It is required that all of the data be written out exactly.

• Information provided:
-*-*-
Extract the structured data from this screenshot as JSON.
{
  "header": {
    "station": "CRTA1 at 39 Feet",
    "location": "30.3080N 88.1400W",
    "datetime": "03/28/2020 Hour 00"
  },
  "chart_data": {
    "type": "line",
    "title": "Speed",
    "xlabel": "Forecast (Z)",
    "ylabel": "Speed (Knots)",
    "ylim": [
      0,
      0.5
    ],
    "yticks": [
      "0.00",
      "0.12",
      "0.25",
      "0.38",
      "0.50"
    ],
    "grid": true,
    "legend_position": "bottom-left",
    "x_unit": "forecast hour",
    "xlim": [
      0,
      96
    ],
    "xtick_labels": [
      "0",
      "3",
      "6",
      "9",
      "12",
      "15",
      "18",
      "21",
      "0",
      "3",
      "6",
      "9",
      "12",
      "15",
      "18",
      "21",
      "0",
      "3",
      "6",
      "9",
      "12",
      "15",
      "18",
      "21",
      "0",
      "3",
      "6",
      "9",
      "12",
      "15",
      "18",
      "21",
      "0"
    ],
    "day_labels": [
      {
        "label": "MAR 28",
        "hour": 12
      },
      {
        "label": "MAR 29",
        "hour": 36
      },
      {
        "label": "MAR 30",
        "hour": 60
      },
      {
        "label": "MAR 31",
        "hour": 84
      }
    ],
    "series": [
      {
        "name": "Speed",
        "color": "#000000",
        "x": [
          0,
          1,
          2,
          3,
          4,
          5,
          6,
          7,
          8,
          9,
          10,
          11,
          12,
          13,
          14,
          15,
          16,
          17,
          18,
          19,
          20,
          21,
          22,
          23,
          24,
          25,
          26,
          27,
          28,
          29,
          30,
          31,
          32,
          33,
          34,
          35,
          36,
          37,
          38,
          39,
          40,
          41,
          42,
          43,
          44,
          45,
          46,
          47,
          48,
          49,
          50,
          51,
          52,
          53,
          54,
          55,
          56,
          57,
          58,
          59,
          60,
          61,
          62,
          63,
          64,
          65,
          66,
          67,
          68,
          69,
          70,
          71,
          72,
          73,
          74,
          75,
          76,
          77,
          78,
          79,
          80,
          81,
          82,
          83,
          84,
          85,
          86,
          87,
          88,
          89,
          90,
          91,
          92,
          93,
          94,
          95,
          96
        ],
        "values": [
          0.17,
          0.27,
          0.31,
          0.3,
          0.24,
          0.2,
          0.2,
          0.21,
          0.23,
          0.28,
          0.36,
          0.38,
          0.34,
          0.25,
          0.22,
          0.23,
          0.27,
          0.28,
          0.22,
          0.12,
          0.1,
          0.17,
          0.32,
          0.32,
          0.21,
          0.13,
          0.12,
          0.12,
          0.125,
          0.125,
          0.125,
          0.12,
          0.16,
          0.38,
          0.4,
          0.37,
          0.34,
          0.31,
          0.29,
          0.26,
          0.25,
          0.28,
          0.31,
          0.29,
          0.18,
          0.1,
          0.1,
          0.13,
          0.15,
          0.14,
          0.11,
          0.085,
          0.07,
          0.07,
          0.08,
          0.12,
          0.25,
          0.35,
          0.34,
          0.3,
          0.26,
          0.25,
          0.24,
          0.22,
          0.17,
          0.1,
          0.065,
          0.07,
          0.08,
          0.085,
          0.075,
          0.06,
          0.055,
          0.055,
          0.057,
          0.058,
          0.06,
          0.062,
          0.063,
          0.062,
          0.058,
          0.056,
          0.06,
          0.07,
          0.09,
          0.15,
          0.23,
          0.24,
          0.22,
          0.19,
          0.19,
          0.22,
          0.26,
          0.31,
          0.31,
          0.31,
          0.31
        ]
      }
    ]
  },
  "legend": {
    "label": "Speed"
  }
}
-*-*-
• Solved problem:
Extract the structured data from this screenshot as JSON.
{
  "header": {
    "station": "CRTA1 at 39 Feet",
    "location": "30.3080N 88.1400W",
    "datetime": "03/28/2020 Hour 00"
  },
  "chart_data": {
    "type": "line",
    "title": "Speed",
    "xlabel": "Forecast (Z)",
    "ylabel": "Speed (Knots)",
    "ylim": [
      0,
      0.5
    ],
    "yticks": [
      "0.00",
      "0.12",
      "0.25",
      "0.38",
      "0.50"
    ],
    "grid": true,
    "legend_position": "bottom-left",
    "x_unit": "forecast hour",
    "xlim": [
      0,
      96
    ],
    "xtick_labels": [
      "0",
      "3",
      "6",
      "9",
      "12",
      "15",
      "18",
      "21",
      "0",
      "3",
      "6",
      "9",
      "12",
      "15",
      "18",
      "21",
      "0",
      "3",
      "6",
      "9",
      "12",
      "15",
      "18",
      "21",
      "0",
      "3",
      "6",
      "9",
      "12",
      "15",
      "18",
      "21",
      "0"
    ],
    "day_labels": [
      {
        "label": "MAR 28",
        "hour": 12
      },
      {
        "label": "MAR 29",
        "hour": 36
      },
      {
        "label": "MAR 30",
        "hour": 60
      },
      {
        "label": "MAR 31",
        "hour": 84
      }
    ],
    "series": [
      {
        "name": "Speed",
        "color": "#000000",
        "x": [
          0,
          1,
          2,
          3,
          4,
          5,
          6,
          7,
          8,
          9,
          10,
          11,
          12,
          13,
          14,
          15,
          16,
          17,
          18,
          19,
          20,
          21,
          22,
          23,
          24,
          25,
          26,
          27,
          28,
          29,
          30,
          31,
          32,
          33,
          34,
          35,
          36,
          37,
          38,
          39,
          40,
          41,
          42,
          43,
          44,
          45,
          46,
          47,
          48,
          49,
          50,
          51,
          52,
          53,
          54,
          55,
          56,
          57,
          58,
          59,
          60,
          61,
          62,
          63,
          64,
          65,
          66,
          67,
          68,
          69,
          70,
          71,
          72,
          73,
          74,
          75,
          76,
          77,
          78,
          79,
          80,
          81,
          82,
          83,
          84,
          85,
          86,
          87,
          88,
          89,
          90,
          91,
          92,
          93,
          94,
          95,
          96
        ],
        "values": [
          0.17,
          0.27,
          0.31,
          0.3,
          0.24,
          0.2,
          0.2,
          0.21,
          0.23,
          0.28,
          0.36,
          0.38,
          0.34,
          0.25,
          0.22,
          0.23,
          0.27,
          0.28,
          0.22,
          0.12,
          0.1,
          0.17,
          0.32,
          0.32,
          0.21,
          0.13,
          0.12,
          0.12,
          0.125,
          0.125,
          0.125,
          0.12,
          0.16,
          0.38,
          0.4,
          0.37,
          0.34,
          0.31,
          0.29,
          0.26,
          0.25,
          0.28,
          0.31,
          0.29,
          0.18,
          0.1,
          0.1,
          0.13,
          0.15,
          0.14,
          0.11,
          0.085,
          0.07,
          0.07,
          0.08,
          0.12,
          0.25,
          0.35,
          0.34,
          0.3,
          0.26,
          0.25,
          0.24,
          0.22,
          0.17,
          0.1,
          0.065,
          0.07,
          0.08,
          0.085,
          0.075,
          0.06,
          0.055,
          0.055,
          0.057,
          0.058,
          0.06,
          0.062,
          0.063,
          0.062,
          0.058,
          0.056,
          0.06,
          0.07,
          0.09,
          0.15,
          0.23,
          0.24,
          0.22,
          0.19,
          0.19,
          0.22,
          0.26,
          0.31,
          0.31,
          0.31,
          0.31
        ]
      }
    ]
  },
  "legend": {
    "label": "Speed"
  }
}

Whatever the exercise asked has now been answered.